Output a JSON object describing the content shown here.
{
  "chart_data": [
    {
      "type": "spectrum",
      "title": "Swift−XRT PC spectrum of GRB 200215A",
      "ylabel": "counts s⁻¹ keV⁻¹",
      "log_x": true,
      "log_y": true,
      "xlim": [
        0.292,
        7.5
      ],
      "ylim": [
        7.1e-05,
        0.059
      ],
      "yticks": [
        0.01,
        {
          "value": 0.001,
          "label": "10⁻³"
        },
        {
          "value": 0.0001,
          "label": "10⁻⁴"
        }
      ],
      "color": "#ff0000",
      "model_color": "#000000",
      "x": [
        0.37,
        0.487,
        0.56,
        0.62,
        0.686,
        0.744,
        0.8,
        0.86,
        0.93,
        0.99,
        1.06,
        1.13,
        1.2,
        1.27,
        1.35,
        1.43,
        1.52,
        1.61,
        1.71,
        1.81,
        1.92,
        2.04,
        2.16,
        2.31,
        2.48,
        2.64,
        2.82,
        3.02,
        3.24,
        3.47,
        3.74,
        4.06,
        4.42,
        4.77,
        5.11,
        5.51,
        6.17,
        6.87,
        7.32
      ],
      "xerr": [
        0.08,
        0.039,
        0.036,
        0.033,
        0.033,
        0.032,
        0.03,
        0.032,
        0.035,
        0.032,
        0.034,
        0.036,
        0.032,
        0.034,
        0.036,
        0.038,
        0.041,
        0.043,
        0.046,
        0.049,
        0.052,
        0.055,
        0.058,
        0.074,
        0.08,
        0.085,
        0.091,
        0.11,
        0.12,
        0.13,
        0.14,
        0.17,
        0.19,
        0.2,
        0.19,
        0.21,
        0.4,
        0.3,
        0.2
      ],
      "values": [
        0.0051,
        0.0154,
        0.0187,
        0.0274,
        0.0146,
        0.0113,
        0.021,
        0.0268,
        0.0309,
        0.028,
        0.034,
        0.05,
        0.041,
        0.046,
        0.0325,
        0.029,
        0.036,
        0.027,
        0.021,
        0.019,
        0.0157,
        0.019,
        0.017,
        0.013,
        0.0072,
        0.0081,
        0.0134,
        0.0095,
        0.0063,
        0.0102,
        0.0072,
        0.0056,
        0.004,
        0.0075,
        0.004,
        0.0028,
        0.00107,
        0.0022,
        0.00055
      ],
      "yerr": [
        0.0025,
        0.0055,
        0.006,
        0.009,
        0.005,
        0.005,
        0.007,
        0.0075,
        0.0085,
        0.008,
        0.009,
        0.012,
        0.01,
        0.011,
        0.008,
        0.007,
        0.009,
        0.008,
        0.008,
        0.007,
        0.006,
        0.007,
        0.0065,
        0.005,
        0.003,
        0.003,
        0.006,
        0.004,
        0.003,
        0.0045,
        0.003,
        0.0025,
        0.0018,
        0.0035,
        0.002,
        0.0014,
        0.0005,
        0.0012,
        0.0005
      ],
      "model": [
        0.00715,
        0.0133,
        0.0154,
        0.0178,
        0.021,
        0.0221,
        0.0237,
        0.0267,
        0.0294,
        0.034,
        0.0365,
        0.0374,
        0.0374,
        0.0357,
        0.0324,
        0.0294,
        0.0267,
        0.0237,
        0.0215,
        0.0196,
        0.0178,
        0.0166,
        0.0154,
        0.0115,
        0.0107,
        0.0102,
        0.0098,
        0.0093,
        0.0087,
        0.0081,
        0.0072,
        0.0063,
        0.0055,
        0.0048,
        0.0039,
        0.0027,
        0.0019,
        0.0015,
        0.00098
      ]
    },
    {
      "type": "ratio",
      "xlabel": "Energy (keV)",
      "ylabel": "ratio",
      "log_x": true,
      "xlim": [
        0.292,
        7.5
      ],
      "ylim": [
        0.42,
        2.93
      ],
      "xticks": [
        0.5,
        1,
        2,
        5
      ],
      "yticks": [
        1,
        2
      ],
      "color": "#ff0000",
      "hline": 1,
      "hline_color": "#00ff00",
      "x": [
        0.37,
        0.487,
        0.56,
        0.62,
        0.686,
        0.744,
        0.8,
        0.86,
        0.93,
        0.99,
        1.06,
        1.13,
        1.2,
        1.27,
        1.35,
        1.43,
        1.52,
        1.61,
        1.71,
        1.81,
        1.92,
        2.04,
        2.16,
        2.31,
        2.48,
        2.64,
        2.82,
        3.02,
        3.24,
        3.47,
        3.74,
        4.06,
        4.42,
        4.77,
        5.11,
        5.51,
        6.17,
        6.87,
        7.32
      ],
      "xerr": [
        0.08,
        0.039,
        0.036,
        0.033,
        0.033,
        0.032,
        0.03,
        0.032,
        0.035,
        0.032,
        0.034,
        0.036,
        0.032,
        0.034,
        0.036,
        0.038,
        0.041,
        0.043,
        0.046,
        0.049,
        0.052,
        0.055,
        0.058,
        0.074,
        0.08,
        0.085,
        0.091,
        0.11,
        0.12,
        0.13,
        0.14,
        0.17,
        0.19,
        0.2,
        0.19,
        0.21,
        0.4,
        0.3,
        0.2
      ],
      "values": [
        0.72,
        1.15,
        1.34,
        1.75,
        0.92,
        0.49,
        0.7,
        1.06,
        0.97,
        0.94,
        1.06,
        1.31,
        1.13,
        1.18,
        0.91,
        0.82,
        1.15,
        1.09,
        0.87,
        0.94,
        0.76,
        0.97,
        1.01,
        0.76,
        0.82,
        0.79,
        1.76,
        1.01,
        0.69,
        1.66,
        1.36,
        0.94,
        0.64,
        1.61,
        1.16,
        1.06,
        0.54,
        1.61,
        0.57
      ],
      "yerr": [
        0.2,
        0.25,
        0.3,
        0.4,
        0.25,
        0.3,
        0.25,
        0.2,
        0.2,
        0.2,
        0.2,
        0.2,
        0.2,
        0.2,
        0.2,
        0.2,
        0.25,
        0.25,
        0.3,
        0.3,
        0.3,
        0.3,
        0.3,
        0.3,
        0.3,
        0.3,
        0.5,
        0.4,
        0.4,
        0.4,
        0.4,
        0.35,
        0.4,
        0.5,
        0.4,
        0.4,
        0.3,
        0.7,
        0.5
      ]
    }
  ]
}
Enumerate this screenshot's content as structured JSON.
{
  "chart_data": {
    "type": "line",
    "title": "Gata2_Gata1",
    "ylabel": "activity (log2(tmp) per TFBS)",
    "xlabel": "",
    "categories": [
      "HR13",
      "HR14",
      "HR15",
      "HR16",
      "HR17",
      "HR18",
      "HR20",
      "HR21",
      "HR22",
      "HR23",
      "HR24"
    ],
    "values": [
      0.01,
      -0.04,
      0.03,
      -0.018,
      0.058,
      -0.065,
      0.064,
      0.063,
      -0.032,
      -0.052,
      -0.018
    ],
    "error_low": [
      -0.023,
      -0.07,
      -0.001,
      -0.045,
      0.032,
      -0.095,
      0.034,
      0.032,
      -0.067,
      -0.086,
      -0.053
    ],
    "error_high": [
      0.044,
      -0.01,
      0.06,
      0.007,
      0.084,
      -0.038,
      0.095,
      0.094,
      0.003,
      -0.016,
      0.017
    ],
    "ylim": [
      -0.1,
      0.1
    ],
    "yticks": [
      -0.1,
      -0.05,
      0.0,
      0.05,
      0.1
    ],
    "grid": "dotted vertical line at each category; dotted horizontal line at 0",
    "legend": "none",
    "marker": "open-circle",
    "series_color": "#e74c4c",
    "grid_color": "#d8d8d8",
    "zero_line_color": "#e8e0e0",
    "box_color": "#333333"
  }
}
+++++
__What the exercise asks__.
Copy each line of the data above without altering a single character.

__Result for this task__.
Output a JSON object describing the content shown here.
{
  "chart_data": [
    {
      "type": "spectrum",
      "title": "Swift−XRT PC spectrum of GRB 200215A",
      "ylabel": "counts s⁻¹ keV⁻¹",
      "log_x": true,
      "log_y": true,
      "xlim": [
        0.292,
        7.5
      ],
      "ylim": [
        7.1e-05,
        0.059
      ],
      "yticks": [
        0.01,
        {
          "value": 0.001,
          "label": "10⁻³"
        },
        {
          "value": 0.0001,
          "label": "10⁻⁴"
        }
      ],
      "color": "#ff0000",
      "model_color": "#000000",
      "x": [
        0.37,
        0.487,
        0.56,
        0.62,
        0.686,
        0.744,
        0.8,
        0.86,
        0.93,
        0.99,
        1.06,
        1.13,
        1.2,
        1.27,
        1.35,
        1.43,
        1.52,
        1.61,
        1.71,
        1.81,
        1.92,
        2.04,
        2.16,
        2.31,
        2.48,
        2.64,
        2.82,
        3.02,
        3.24,
        3.47,
        3.74,
        4.06,
        4.42,
        4.77,
        5.11,
        5.51,
        6.17,
        6.87,
        7.32
      ],
      "xerr": [
        0.08,
        0.039,
        0.036,
        0.033,
        0.033,
        0.032,
        0.03,
        0.032,
        0.035,
        0.032,
        0.034,
        0.036,
        0.032,
        0.034,
        0.036,
        0.038,
        0.041,
        0.043,
        0.046,
        0.049,
        0.052,
        0.055,
        0.058,
        0.074,
        0.08,
        0.085,
        0.091,
        0.11,
        0.12,
        0.13,
        0.14,
        0.17,
        0.19,
        0.2,
        0.19,
        0.21,
        0.4,
        0.3,
        0.2
      ],
      "values": [
        0.0051,
        0.0154,
        0.0187,
        0.0274,
        0.0146,
        0.0113,
        0.021,
        0.0268,
        0.0309,
        0.028,
        0.034,
        0.05,
        0.041,
        0.046,
        0.0325,
        0.029,
        0.036,
        0.027,
        0.021,
        0.019,
        0.0157,
        0.019,
        0.017,
        0.013,
        0.0072,
        0.0081,
        0.0134,
        0.0095,
        0.0063,
        0.0102,
        0.0072,
        0.0056,
        0.004,
        0.0075,
        0.004,
        0.0028,
        0.00107,
        0.0022,
        0.00055
      ],
      "yerr": [
        0.0025,
        0.0055,
        0.006,
        0.009,
        0.005,
        0.005,
        0.007,
        0.0075,
        0.0085,
        0.008,
        0.009,
        0.012,
        0.01,
        0.011,
        0.008,
        0.007,
        0.009,
        0.008,
        0.008,
        0.007,
        0.006,
        0.007,
        0.0065,
        0.005,
        0.003,
        0.003,
        0.006,
        0.004,
        0.003,
        0.0045,
        0.003,
        0.0025,
        0.0018,
        0.0035,
        0.002,
        0.0014,
        0.0005,
        0.0012,
        0.0005
      ],
      "model": [
        0.00715,
        0.0133,
        0.0154,
        0.0178,
        0.021,
        0.0221,
        0.0237,
        0.0267,
        0.0294,
        0.034,
        0.0365,
        0.0374,
        0.0374,
        0.0357,
        0.0324,
        0.0294,
        0.0267,
        0.0237,
        0.0215,
        0.0196,
        0.0178,
        0.0166,
        0.0154,
        0.0115,
        0.0107,
        0.0102,
        0.0098,
        0.0093,
        0.0087,
        0.0081,
        0.0072,
        0.0063,
        0.0055,
        0.0048,
        0.0039,
        0.0027,
        0.0019,
        0.0015,
        0.00098
      ]
    },
    {
      "type": "ratio",
      "xlabel": "Energy (keV)",
      "ylabel": "ratio",
      "log_x": true,
      "xlim": [
        0.292,
        7.5
      ],
      "ylim": [
        0.42,
        2.93
      ],
      "xticks": [
        0.5,
        1,
        2,
        5
      ],
      "yticks": [
        1,
        2
      ],
      "color": "#ff0000",
      "hline": 1,
      "hline_color": "#00ff00",
      "x": [
        0.37,
        0.487,
        0.56,
        0.62,
        0.686,
        0.744,
        0.8,
        0.86,
        0.93,
        0.99,
        1.06,
        1.13,
        1.2,
        1.27,
        1.35,
        1.43,
        1.52,
        1.61,
        1.71,
        1.81,
        1.92,
        2.04,
        2.16,
        2.31,
        2.48,
        2.64,
        2.82,
        3.02,
        3.24,
        3.47,
        3.74,
        4.06,
        4.42,
        4.77,
        5.11,
        5.51,
        6.17,
        6.87,
        7.32
      ],
      "xerr": [
        0.08,
        0.039,
        0.036,
        0.033,
        0.033,
        0.032,
        0.03,
        0.032,
        0.035,
        0.032,
        0.034,
        0.036,
        0.032,
        0.034,
        0.036,
        0.038,
        0.041,
        0.043,
        0.046,
        0.049,
        0.052,
        0.055,
        0.058,
        0.074,
        0.08,
        0.085,
        0.091,
        0.11,
        0.12,
        0.13,
        0.14,
        0.17,
        0.19,
        0.2,
        0.19,
        0.21,
        0.4,
        0.3,
        0.2
      ],
      "values": [
        0.72,
        1.15,
        1.34,
        1.75,
        0.92,
        0.49,
        0.7,
        1.06,
        0.97,
        0.94,
        1.06,
        1.31,
        1.13,
        1.18,
        0.91,
        0.82,
        1.15,
        1.09,
        0.87,
        0.94,
        0.76,
        0.97,
        1.01,
        0.76,
        0.82,
        0.79,
        1.76,
        1.01,
        0.69,
        1.66,
        1.36,
        0.94,
        0.64,
        1.61,
        1.16,
        1.06,
        0.54,
        1.61,
        0.57
      ],
      "yerr": [
        0.2,
        0.25,
        0.3,
        0.4,
        0.25,
        0.3,
        0.25,
        0.2,
        0.2,
        0.2,
        0.2,
        0.2,
        0.2,
        0.2,
        0.2,
        0.2,
        0.25,
        0.25,
        0.3,
        0.3,
        0.3,
        0.3,
        0.3,
        0.3,
        0.3,
        0.3,
        0.5,
        0.4,
        0.4,
        0.4,
        0.4,
        0.35,
        0.4,
        0.5,
        0.4,
        0.4,
        0.3,
        0.7,
        0.5
      ]
    }
  ]
}
Enumerate this screenshot's content as structured JSON.
{
  "chart_data": {
    "type": "line",
    "title": "Gata2_Gata1",
    "ylabel": "activity (log2(tmp) per TFBS)",
    "xlabel": "",
    "categories": [
      "HR13",
      "HR14",
      "HR15",
      "HR16",
      "HR17",
      "HR18",
      "HR20",
      "HR21",
      "HR22",
      "HR23",
      "HR24"
    ],
    "values": [
      0.01,
      -0.04,
      0.03,
      -0.018,
      0.058,
      -0.065,
      0.064,
      0.063,
      -0.032,
      -0.052,
      -0.018
    ],
    "error_low": [
      -0.023,
      -0.07,
      -0.001,
      -0.045,
      0.032,
      -0.095,
      0.034,
      0.032,
      -0.067,
      -0.086,
      -0.053
    ],
    "error_high": [
      0.044,
      -0.01,
      0.06,
      0.007,
      0.084,
      -0.038,
      0.095,
      0.094,
      0.003,
      -0.016,
      0.017
    ],
    "ylim": [
      -0.1,
      0.1
    ],
    "yticks": [
      -0.1,
      -0.05,
      0.0,
      0.05,
      0.1
    ],
    "grid": "dotted vertical line at each category; dotted horizontal line at 0",
    "legend": "none",
    "marker": "open-circle",
    "series_color": "#e74c4c",
    "grid_color": "#d8d8d8",
    "zero_line_color": "#e8e0e0",
    "box_color": "#333333"
  }
}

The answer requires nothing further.